## To do
Keep only the lines that hold the string "ทยาล", filtering out the rest of the entries below.

## Dataset rows

+ + + +

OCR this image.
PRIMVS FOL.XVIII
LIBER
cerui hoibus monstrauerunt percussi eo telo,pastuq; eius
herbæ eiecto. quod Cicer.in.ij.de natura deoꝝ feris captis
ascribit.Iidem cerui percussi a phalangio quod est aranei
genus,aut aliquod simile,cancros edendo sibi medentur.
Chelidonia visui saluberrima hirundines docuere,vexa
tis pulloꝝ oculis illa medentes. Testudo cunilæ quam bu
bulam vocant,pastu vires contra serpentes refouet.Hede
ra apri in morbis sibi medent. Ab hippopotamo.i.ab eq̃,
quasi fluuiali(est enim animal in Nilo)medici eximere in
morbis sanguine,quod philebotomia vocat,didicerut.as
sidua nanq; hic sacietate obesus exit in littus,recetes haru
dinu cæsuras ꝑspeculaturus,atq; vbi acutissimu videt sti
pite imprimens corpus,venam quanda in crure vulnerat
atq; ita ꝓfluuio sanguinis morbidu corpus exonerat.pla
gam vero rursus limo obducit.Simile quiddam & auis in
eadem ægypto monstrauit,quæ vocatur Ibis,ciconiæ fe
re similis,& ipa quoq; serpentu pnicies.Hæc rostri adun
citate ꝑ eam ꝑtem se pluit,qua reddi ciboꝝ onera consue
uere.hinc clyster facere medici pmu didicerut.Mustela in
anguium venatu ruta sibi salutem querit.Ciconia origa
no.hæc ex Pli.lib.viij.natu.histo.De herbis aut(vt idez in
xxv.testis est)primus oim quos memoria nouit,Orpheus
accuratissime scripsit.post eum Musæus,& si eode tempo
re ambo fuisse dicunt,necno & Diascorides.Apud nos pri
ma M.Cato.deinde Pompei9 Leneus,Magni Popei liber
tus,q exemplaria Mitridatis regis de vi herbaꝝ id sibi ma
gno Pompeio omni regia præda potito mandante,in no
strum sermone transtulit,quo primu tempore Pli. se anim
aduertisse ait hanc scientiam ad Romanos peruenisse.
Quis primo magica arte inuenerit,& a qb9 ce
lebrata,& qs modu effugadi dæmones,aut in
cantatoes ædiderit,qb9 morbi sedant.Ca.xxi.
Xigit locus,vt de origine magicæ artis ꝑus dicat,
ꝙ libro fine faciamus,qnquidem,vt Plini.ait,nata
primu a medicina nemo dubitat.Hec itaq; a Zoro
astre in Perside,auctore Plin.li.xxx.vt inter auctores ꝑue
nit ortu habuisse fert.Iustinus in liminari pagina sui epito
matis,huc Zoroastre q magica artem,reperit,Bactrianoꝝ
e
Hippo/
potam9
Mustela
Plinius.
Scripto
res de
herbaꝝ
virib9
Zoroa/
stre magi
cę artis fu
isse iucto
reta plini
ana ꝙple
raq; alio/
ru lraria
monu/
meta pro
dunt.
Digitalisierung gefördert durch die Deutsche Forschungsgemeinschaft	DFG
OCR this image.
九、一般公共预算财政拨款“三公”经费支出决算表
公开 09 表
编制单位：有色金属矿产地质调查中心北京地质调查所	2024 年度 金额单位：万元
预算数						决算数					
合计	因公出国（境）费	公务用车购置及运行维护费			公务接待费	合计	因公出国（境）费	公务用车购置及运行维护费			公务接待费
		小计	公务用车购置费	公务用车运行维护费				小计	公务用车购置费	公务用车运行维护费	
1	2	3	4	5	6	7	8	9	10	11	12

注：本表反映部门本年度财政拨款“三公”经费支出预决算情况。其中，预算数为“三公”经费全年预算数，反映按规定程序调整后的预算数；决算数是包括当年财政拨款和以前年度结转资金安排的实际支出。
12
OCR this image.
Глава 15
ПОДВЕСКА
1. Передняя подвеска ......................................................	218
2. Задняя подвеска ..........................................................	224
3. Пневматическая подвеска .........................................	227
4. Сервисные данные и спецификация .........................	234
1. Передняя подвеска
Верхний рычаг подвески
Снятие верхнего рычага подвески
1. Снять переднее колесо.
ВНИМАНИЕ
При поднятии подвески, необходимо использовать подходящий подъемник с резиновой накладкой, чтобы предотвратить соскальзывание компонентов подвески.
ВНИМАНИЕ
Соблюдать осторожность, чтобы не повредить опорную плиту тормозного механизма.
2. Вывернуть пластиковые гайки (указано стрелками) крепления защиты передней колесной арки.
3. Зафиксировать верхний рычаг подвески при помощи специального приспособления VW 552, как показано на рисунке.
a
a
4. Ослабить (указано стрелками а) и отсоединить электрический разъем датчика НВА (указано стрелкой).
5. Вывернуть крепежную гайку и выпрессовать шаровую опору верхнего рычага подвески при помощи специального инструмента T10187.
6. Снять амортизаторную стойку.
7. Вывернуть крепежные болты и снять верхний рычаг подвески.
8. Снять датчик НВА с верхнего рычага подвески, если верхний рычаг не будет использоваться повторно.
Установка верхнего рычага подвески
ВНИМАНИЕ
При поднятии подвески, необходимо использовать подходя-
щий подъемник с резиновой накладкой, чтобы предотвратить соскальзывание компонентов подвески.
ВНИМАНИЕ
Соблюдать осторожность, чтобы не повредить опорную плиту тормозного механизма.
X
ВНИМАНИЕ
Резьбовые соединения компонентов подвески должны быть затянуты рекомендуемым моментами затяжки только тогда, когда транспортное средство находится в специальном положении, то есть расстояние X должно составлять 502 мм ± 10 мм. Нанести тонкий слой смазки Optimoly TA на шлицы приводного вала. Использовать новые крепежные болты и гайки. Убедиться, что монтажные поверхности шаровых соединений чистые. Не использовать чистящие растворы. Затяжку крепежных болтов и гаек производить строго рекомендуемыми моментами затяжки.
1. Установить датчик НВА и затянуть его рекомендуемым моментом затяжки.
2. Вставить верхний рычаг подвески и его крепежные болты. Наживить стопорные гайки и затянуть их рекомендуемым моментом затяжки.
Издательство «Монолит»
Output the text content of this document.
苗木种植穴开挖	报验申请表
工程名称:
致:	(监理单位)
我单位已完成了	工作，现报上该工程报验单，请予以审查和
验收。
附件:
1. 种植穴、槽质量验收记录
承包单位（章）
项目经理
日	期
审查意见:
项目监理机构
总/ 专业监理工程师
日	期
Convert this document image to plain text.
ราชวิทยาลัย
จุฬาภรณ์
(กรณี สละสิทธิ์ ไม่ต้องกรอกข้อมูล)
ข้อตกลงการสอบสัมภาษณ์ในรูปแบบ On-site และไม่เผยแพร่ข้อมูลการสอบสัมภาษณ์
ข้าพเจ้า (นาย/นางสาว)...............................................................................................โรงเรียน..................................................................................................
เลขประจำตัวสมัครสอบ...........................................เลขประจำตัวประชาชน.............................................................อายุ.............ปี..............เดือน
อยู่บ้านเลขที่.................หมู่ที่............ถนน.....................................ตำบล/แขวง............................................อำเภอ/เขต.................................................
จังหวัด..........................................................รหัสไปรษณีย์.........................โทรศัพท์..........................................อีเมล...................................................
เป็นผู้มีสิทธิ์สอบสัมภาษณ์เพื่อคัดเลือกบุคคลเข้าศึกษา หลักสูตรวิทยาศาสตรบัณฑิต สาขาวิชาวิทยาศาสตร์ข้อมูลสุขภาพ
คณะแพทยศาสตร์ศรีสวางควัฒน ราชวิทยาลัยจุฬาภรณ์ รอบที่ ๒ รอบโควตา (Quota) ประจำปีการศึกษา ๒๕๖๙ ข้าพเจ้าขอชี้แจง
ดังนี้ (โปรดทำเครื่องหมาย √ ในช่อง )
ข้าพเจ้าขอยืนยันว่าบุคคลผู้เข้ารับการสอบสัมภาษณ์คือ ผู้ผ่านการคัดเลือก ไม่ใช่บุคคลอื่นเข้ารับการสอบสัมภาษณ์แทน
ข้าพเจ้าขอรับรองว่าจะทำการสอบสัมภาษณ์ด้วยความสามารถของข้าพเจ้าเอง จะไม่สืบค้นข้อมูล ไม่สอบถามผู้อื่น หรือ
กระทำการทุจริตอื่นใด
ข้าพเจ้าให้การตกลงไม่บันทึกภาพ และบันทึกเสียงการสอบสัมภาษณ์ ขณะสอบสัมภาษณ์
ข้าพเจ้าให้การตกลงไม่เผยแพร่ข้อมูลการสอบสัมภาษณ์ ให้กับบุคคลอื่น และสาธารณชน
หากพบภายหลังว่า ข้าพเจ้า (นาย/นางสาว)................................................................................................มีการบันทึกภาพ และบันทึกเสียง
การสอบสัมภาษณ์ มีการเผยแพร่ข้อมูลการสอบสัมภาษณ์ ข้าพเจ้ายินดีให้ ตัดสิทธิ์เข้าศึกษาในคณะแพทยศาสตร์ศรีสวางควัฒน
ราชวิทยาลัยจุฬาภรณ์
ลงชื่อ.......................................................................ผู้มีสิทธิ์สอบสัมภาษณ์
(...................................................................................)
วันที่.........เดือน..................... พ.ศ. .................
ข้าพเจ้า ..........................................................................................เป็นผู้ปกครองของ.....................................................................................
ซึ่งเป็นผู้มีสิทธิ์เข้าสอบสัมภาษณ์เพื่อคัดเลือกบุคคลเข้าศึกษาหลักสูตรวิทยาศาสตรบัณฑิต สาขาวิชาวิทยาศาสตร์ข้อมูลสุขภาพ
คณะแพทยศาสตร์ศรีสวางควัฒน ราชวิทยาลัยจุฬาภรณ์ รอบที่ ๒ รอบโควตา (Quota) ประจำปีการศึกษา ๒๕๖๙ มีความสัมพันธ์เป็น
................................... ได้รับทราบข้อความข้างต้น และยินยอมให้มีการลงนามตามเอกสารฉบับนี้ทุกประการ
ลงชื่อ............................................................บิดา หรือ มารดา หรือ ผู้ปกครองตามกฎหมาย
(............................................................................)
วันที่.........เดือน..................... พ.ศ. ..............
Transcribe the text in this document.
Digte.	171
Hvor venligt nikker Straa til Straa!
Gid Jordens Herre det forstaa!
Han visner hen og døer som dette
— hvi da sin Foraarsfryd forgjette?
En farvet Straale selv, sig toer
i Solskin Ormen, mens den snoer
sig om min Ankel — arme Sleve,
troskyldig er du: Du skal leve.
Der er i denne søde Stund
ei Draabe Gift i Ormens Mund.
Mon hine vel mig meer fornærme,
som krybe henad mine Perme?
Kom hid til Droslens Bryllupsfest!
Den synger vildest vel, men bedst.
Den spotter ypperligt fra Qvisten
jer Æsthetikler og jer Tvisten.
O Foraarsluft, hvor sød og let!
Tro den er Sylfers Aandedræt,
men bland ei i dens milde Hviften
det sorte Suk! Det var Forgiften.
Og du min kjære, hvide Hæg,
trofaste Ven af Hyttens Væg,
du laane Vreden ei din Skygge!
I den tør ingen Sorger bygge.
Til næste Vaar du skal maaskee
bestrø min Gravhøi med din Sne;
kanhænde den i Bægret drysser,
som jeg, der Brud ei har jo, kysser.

+ + + +

## Written response
ราชวิทยาลัย
คณะแพทยศาสตร์ศรีสวางควัฒน ราชวิทยาลัยจุฬาภรณ์ รอบที่ ๒ รอบโควตา (Quota) ประจำปีการศึกษา ๒๕๖๙ ข้าพเจ้าขอชี้แจง
ราชวิทยาลัยจุฬาภรณ์
คณะแพทยศาสตร์ศรีสวางควัฒน ราชวิทยาลัยจุฬาภรณ์ รอบที่ ๒ รอบโควตา (Quota) ประจำปีการศึกษา ๒๕๖๙ มีความสัมพันธ์เป็น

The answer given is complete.